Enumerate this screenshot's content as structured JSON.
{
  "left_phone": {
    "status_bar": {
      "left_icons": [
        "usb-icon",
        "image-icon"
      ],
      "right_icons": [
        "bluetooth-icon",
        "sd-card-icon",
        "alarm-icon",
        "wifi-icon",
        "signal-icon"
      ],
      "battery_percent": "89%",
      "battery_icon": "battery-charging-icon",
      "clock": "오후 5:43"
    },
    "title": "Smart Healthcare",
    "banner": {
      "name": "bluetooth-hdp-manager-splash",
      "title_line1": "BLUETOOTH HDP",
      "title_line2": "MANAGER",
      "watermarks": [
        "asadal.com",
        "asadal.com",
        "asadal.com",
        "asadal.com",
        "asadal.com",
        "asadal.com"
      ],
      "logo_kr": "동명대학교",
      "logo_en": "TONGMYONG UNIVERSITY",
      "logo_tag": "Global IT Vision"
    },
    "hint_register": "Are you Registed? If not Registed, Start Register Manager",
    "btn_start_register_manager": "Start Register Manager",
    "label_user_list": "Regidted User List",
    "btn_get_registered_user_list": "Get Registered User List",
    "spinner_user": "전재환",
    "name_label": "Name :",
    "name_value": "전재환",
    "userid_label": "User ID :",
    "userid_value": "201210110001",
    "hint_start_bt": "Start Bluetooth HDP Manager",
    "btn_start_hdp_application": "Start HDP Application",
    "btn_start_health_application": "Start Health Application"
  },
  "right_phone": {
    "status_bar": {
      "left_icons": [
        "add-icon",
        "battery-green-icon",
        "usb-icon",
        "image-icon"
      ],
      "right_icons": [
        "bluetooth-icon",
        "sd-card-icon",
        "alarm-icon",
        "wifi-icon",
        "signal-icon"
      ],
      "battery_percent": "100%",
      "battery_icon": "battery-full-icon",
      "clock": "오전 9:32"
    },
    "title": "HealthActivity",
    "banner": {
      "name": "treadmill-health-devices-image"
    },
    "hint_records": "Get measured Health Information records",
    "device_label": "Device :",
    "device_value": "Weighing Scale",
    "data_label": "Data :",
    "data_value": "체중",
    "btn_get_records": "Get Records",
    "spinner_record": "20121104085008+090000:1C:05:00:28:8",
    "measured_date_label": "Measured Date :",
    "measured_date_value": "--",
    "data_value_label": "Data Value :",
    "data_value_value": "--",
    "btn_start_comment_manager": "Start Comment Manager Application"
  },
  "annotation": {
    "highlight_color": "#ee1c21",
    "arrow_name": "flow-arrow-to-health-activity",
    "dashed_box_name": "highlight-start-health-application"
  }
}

Requirements → Your task is to repeat the data exactly, with nothing left out.

Reply to the task →
Enumerate this screenshot's content as structured JSON.
{
  "left_phone": {
    "status_bar": {
      "left_icons": [
        "usb-icon",
        "image-icon"
      ],
      "right_icons": [
        "bluetooth-icon",
        "sd-card-icon",
        "alarm-icon",
        "wifi-icon",
        "signal-icon"
      ],
      "battery_percent": "89%",
      "battery_icon": "battery-charging-icon",
      "clock": "오후 5:43"
    },
    "title": "Smart Healthcare",
    "banner": {
      "name": "bluetooth-hdp-manager-splash",
      "title_line1": "BLUETOOTH HDP",
      "title_line2": "MANAGER",
      "watermarks": [
        "asadal.com",
        "asadal.com",
        "asadal.com",
        "asadal.com",
        "asadal.com",
        "asadal.com"
      ],
      "logo_kr": "동명대학교",
      "logo_en": "TONGMYONG UNIVERSITY",
      "logo_tag": "Global IT Vision"
    },
    "hint_register": "Are you Registed? If not Registed, Start Register Manager",
    "btn_start_register_manager": "Start Register Manager",
    "label_user_list": "Regidted User List",
    "btn_get_registered_user_list": "Get Registered User List",
    "spinner_user": "전재환",
    "name_label": "Name :",
    "name_value": "전재환",
    "userid_label": "User ID :",
    "userid_value": "201210110001",
    "hint_start_bt": "Start Bluetooth HDP Manager",
    "btn_start_hdp_application": "Start HDP Application",
    "btn_start_health_application": "Start Health Application"
  },
  "right_phone": {
    "status_bar": {
      "left_icons": [
        "add-icon",
        "battery-green-icon",
        "usb-icon",
        "image-icon"
      ],
      "right_icons": [
        "bluetooth-icon",
        "sd-card-icon",
        "alarm-icon",
        "wifi-icon",
        "signal-icon"
      ],
      "battery_percent": "100%",
      "battery_icon": "battery-full-icon",
      "clock": "오전 9:32"
    },
    "title": "HealthActivity",
    "banner": {
      "name": "treadmill-health-devices-image"
    },
    "hint_records": "Get measured Health Information records",
    "device_label": "Device :",
    "device_value": "Weighing Scale",
    "data_label": "Data :",
    "data_value": "체중",
    "btn_get_records": "Get Records",
    "spinner_record": "20121104085008+090000:1C:05:00:28:8",
    "measured_date_label": "Measured Date :",
    "measured_date_value": "--",
    "data_value_label": "Data Value :",
    "data_value_value": "--",
    "btn_start_comment_manager": "Start Comment Manager Application"
  },
  "annotation": {
    "highlight_color": "#ee1c21",
    "arrow_name": "flow-arrow-to-health-activity",
    "dashed_box_name": "highlight-start-health-application"
  }
}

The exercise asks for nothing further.